The standard approach to rational decisions presumes that the agent knows the states of the world, her available actions, and the outcomes over which he has a preference ordering. This knowledge is very difficult to attain, because an agent preliminarily needs to make sense of the environment in order to distill states, actions, and outcomes. The agent’s cognitive processes mediate between the sensory inputs and the formulation of a decision problem: according to Denzau and North ([1], p. 4), “the mental models are the internal representations that individual cognitive systems create to interpret the environment.”

The interplay between agents’ mental models and the formulation of an interactive decision problem is a quagmire, because agents’ perceptions may differ and possibly collide. Hoff and Stiglitz ([2], p. 26) argue that the “social context creates the set of mental models upon which individuals can draw, and affects the circumstances that prime alternative mental models.” This paper studies a simple model of how agents’ cognition affects their strategic interaction across games, in regard to the emergence of cooperation in social dilemmas.

▶ [Data shown]:
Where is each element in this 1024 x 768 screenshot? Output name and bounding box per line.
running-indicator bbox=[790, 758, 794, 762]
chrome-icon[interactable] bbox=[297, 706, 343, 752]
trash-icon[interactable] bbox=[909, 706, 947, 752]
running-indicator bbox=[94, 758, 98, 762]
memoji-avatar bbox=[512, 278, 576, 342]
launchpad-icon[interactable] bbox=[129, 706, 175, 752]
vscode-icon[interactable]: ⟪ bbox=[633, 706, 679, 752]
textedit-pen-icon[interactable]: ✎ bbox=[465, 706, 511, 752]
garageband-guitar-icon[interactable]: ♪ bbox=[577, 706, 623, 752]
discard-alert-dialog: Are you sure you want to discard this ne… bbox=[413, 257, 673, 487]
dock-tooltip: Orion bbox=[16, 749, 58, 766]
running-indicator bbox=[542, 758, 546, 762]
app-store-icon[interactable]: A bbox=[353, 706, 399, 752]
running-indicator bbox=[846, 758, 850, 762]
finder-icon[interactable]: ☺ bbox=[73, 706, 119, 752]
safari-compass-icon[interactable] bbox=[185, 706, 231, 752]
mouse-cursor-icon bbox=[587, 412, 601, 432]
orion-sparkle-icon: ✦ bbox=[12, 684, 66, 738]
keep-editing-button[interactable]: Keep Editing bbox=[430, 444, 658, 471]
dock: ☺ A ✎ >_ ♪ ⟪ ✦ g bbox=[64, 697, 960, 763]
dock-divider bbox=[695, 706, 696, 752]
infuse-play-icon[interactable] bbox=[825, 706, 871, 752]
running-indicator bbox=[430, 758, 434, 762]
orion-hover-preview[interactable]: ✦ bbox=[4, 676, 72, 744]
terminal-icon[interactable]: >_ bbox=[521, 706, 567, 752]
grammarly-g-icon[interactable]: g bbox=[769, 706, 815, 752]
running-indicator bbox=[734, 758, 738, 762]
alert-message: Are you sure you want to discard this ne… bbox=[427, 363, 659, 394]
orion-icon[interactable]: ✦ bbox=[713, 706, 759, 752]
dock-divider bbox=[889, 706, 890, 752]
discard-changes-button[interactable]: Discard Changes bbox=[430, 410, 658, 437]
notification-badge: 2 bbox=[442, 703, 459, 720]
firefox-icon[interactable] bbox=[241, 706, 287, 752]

* * *

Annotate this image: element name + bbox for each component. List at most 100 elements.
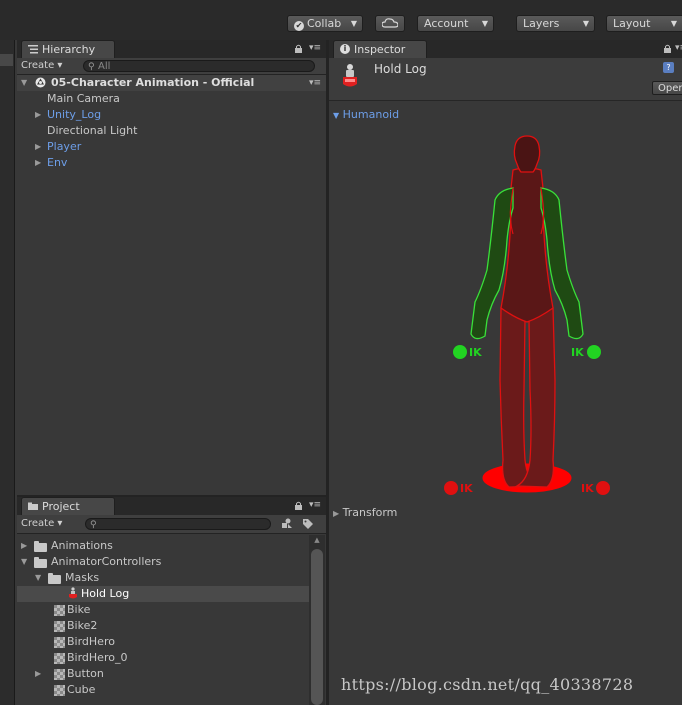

▶ [Written tasks]:
[1] Could you retype everything from "The interplay between" down to "in social dilemmas." in the passage on mental models and decisions?
[2] Which authors does the passage on mental models and decisions cite by name?

▶ [Exercise answers]:
[1]
The interplay between agents’ mental models and the formulation of an interactive decision problem is a quagmire, because agents’ perceptions may differ and possibly collide. Hoff and Stiglitz ([2], p. 26) argue that the “social context creates the set of mental models upon which individuals can draw, and affects the circumstances that prime alternative mental models.” This paper studies a simple model of how agents’ cognition affects their strategic interaction across games, in regard to the emergence of cooperation in social dilemmas.

[2] Denzau, North, Hoff and Stiglitz